Blessed that the car was not more damaged.

Blessed to not be hurt.

Blessed that I have a wake up call to contact my insurance company about better coverage (they aren’t going to pay a dime).

Blessed that I am more aware of deer than ever, and to not take risks looking at my phone, or adjusting the radio on those windy roads. Deer pop out of nowhere!

Blessed that my brother was available to talk me through what to do, and that my mom allowed me to borrow her car when I needed that night.

Bad things happen. And sometimes you can even COUNT on bad things happening statistically. But what is your mindset in those moments? Are you the victim of what’s happened around you?

“If only that other car didn’t blind me.” “If only I had called for better coverage a month before when I first thought of it.” “If only I didn’t live so far out of town where deer run rampant…”

• _REQUIRED WORK_
**a.** In the post about the deer collision, restate the paragraph beginning "Bad things happen." in a single shorter sentence that keeps its main points.
**b.** Answer these from the post about the deer collision, one line each:
(i) Who talked the writer through what to do?
(ii) What will the insurance company pay?
(iii) Whose car did the writer borrow that night?
**c.** Extend the post about the deer collision with a few more sentences that pick up right after its last line.
The items after this post come from a separate, unrelated source.

• _GIVEN DATA_
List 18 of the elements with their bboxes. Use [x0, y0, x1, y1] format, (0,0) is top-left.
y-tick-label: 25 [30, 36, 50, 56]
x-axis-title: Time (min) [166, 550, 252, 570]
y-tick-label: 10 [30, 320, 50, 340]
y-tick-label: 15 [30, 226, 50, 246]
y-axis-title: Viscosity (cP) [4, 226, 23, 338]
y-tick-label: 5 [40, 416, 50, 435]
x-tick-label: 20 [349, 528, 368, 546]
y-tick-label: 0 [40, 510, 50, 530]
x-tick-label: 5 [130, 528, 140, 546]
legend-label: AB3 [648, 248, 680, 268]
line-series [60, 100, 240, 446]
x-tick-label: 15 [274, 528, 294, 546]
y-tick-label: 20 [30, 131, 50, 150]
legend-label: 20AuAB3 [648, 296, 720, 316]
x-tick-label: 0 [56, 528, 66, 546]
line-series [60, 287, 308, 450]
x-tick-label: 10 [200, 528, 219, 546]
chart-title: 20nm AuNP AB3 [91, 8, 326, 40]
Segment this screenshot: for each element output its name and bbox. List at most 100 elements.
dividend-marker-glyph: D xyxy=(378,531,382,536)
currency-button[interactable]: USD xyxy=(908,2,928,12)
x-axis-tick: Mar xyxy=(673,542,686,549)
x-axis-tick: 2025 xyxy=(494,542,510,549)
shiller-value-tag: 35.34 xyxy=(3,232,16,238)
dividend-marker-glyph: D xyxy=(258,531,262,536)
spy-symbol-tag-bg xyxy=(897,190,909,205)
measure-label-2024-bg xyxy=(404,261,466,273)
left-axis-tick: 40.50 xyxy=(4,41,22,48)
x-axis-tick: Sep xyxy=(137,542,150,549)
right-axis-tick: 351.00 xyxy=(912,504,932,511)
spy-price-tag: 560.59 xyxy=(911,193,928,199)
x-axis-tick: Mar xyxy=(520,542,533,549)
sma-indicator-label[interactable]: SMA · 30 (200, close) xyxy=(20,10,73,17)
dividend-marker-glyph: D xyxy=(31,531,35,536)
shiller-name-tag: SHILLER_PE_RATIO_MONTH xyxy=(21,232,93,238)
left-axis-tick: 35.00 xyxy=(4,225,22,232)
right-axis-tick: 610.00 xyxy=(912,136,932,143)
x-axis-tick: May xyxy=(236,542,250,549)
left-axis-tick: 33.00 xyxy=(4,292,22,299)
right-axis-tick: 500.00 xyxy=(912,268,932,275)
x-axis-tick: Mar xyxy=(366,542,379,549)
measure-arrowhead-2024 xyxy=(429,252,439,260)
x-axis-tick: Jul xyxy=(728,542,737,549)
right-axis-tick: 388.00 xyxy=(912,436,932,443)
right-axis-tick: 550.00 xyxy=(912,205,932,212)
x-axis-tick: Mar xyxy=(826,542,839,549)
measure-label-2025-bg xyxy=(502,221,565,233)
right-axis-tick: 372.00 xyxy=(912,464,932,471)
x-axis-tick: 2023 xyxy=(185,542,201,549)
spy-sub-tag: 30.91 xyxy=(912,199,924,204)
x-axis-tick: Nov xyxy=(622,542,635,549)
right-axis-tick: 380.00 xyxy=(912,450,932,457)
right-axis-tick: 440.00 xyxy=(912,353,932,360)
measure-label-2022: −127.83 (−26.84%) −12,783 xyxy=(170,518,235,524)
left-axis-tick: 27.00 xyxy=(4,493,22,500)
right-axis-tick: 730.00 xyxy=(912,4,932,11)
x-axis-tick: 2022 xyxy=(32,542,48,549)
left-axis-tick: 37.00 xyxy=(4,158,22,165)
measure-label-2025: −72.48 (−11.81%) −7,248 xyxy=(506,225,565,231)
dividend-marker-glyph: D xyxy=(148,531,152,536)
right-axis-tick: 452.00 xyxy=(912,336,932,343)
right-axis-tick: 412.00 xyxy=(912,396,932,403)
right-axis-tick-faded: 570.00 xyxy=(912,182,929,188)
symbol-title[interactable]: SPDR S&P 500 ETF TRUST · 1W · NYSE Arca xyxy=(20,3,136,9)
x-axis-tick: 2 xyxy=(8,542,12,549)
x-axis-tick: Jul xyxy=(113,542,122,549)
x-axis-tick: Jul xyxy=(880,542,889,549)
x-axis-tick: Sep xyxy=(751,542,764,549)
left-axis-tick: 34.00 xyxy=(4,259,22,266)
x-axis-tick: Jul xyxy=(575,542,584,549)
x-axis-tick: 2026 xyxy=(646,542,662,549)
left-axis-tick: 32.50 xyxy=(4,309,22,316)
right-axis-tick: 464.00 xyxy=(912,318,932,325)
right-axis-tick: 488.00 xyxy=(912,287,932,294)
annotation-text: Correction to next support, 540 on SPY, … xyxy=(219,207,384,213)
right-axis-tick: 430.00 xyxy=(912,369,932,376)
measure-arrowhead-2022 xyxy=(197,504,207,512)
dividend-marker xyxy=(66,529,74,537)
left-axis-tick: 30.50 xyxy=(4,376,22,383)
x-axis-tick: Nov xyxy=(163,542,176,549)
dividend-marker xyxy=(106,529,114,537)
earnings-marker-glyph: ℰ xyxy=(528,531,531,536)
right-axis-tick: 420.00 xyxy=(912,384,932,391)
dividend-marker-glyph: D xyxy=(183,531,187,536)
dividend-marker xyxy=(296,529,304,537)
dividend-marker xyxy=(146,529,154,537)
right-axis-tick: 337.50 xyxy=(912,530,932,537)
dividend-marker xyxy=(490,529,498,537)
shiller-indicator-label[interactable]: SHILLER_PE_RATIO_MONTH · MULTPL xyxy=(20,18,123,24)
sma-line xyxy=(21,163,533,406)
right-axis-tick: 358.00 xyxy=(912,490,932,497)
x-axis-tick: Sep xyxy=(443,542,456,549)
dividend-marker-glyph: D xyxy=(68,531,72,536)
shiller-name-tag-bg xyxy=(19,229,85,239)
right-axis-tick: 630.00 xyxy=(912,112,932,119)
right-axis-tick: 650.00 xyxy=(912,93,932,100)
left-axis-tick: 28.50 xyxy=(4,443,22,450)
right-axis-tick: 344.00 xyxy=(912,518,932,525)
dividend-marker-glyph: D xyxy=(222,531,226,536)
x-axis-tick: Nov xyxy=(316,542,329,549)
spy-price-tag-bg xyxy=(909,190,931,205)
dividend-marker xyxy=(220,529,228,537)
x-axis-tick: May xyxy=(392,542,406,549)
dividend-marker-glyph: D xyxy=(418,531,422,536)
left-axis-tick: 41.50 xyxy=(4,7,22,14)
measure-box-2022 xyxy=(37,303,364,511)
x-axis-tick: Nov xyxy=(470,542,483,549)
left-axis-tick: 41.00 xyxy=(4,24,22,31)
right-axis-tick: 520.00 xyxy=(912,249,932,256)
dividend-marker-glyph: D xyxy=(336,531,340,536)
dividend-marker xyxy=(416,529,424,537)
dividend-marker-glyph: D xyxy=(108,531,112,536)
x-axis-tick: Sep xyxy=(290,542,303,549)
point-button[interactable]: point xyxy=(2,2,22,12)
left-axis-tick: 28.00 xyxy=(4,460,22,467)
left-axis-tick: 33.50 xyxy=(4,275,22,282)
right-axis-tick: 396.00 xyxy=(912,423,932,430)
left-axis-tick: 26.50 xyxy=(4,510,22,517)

• _RESPONSES BY TASK_
**a.** Bad things happen, sometimes predictably, so what matters is your mindset in those moments and whether you see yourself as the victim of what happened.

**b.**
(i) The writer's brother.
(ii) Not a dime.
(iii) The writer's mom's.

**c.**
Or do you see the blessings of an exhausting, expensive, discouraging, and sometimes painful experience, to wake up and act?

My goal is not to wallow as a victim, but to think and act as an overcomer with more to learn from life’s little lessons, and to asses my own language and mindsets.

Maybe it didn’t need to take 3 years for Dr. Spencer’s words to make sense and hit home for me, but I’m honestly smiling that I am still learning from the professor whom I haven’t seen in so long.

He was right. My life is so much more than even the perfect statistic.